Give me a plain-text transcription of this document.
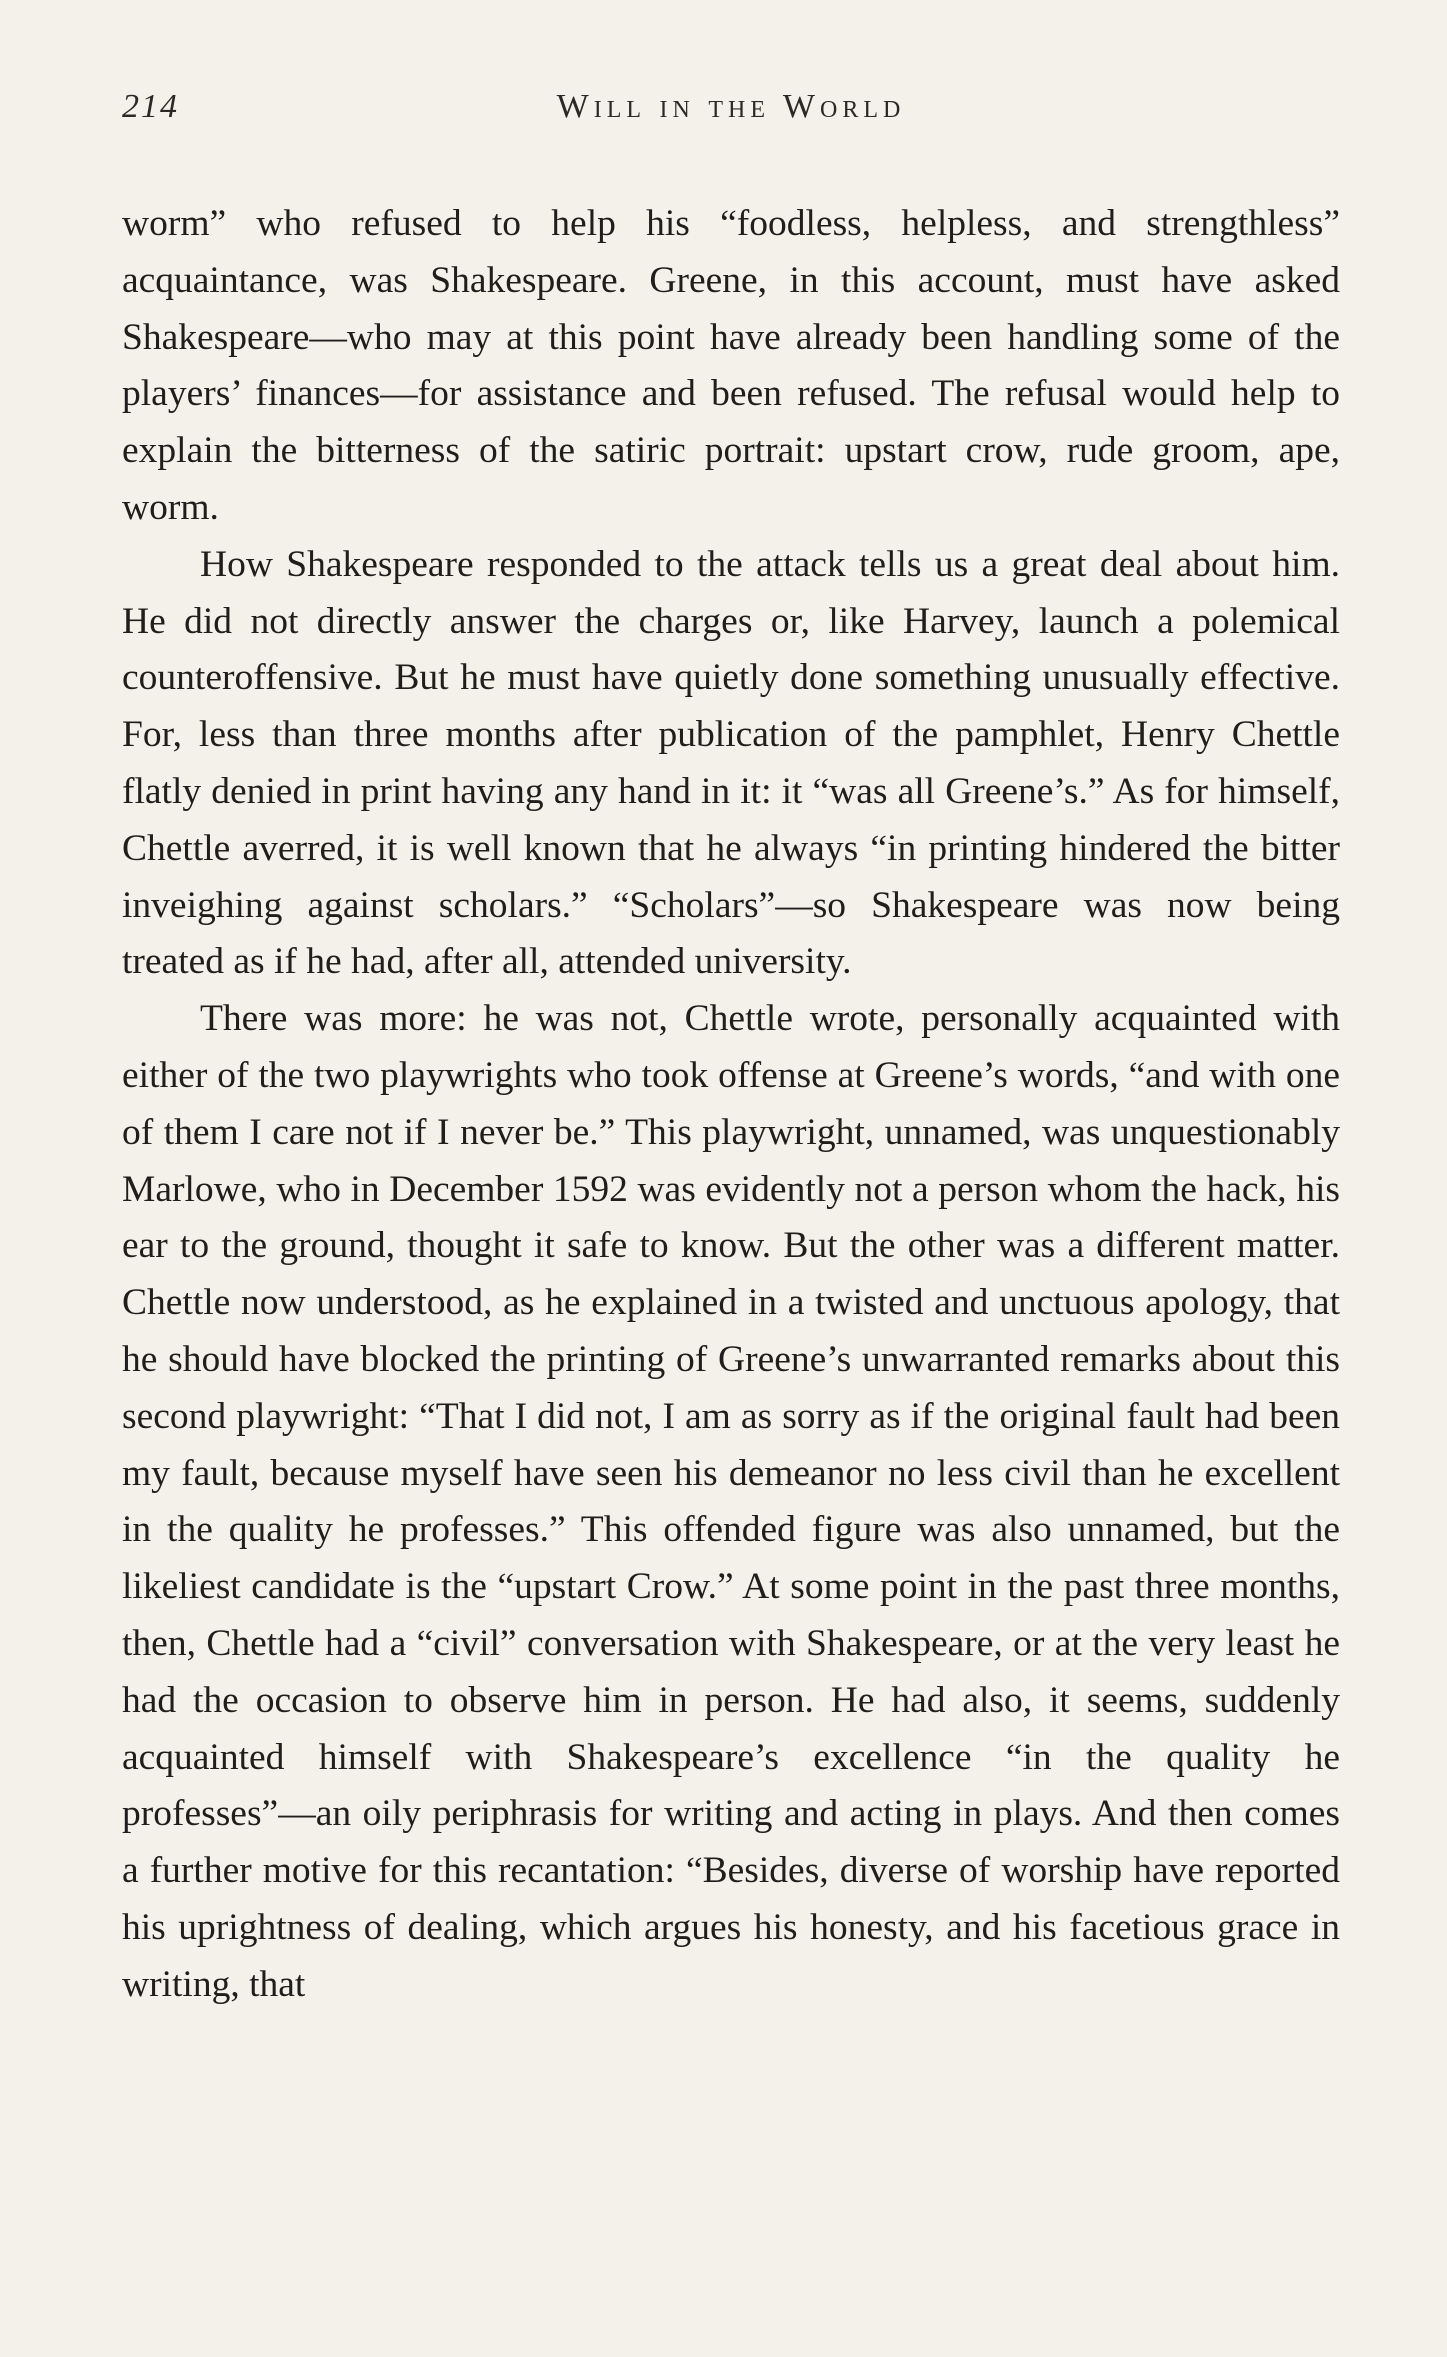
214	Will in the World

worm” who refused to help his “foodless, helpless, and strengthless” acquaintance, was Shakespeare. Greene, in this account, must have asked Shakespeare—who may at this point have already been handling some of the players’ finances—for assistance and been refused. The refusal would help to explain the bitterness of the satiric portrait: upstart crow, rude groom, ape, worm.

How Shakespeare responded to the attack tells us a great deal about him. He did not directly answer the charges or, like Harvey, launch a polemical counteroffensive. But he must have quietly done something unusually effective. For, less than three months after publication of the pamphlet, Henry Chettle flatly denied in print having any hand in it: it “was all Greene’s.” As for himself, Chettle averred, it is well known that he always “in printing hindered the bitter inveighing against scholars.” “Scholars”—so Shakespeare was now being treated as if he had, after all, attended university.

There was more: he was not, Chettle wrote, personally acquainted with either of the two playwrights who took offense at Greene’s words, “and with one of them I care not if I never be.” This playwright, unnamed, was unquestionably Marlowe, who in December 1592 was evidently not a person whom the hack, his ear to the ground, thought it safe to know. But the other was a different matter. Chettle now understood, as he explained in a twisted and unctuous apology, that he should have blocked the printing of Greene’s unwarranted remarks about this second playwright: “That I did not, I am as sorry as if the original fault had been my fault, because myself have seen his demeanor no less civil than he excellent in the quality he professes.” This offended figure was also unnamed, but the likeliest candidate is the “upstart Crow.” At some point in the past three months, then, Chettle had a “civil” conversation with Shakespeare, or at the very least he had the occasion to observe him in person. He had also, it seems, suddenly acquainted himself with Shakespeare’s excellence “in the quality he professes”—an oily periphrasis for writing and acting in plays. And then comes a further motive for this recantation: “Besides, diverse of worship have reported his uprightness of dealing, which argues his honesty, and his facetious grace in writing, that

----------

### Required work
Every entry should be returned exactly as written, minus the pictures.

### The output
Give me a plain-text transcription of this document.
214	Will in the World

worm” who refused to help his “foodless, helpless, and strengthless” acquaintance, was Shakespeare. Greene, in this account, must have asked Shakespeare—who may at this point have already been handling some of the players’ finances—for assistance and been refused. The refusal would help to explain the bitterness of the satiric portrait: upstart crow, rude groom, ape, worm.

How Shakespeare responded to the attack tells us a great deal about him. He did not directly answer the charges or, like Harvey, launch a polemical counteroffensive. But he must have quietly done something unusually effective. For, less than three months after publication of the pamphlet, Henry Chettle flatly denied in print having any hand in it: it “was all Greene’s.” As for himself, Chettle averred, it is well known that he always “in printing hindered the bitter inveighing against scholars.” “Scholars”—so Shakespeare was now being treated as if he had, after all, attended university.

There was more: he was not, Chettle wrote, personally acquainted with either of the two playwrights who took offense at Greene’s words, “and with one of them I care not if I never be.” This playwright, unnamed, was unquestionably Marlowe, who in December 1592 was evidently not a person whom the hack, his ear to the ground, thought it safe to know. But the other was a different matter. Chettle now understood, as he explained in a twisted and unctuous apology, that he should have blocked the printing of Greene’s unwarranted remarks about this second playwright: “That I did not, I am as sorry as if the original fault had been my fault, because myself have seen his demeanor no less civil than he excellent in the quality he professes.” This offended figure was also unnamed, but the likeliest candidate is the “upstart Crow.” At some point in the past three months, then, Chettle had a “civil” conversation with Shakespeare, or at the very least he had the occasion to observe him in person. He had also, it seems, suddenly acquainted himself with Shakespeare’s excellence “in the quality he professes”—an oily periphrasis for writing and acting in plays. And then comes a further motive for this recantation: “Besides, diverse of worship have reported his uprightness of dealing, which argues his honesty, and his facetious grace in writing, that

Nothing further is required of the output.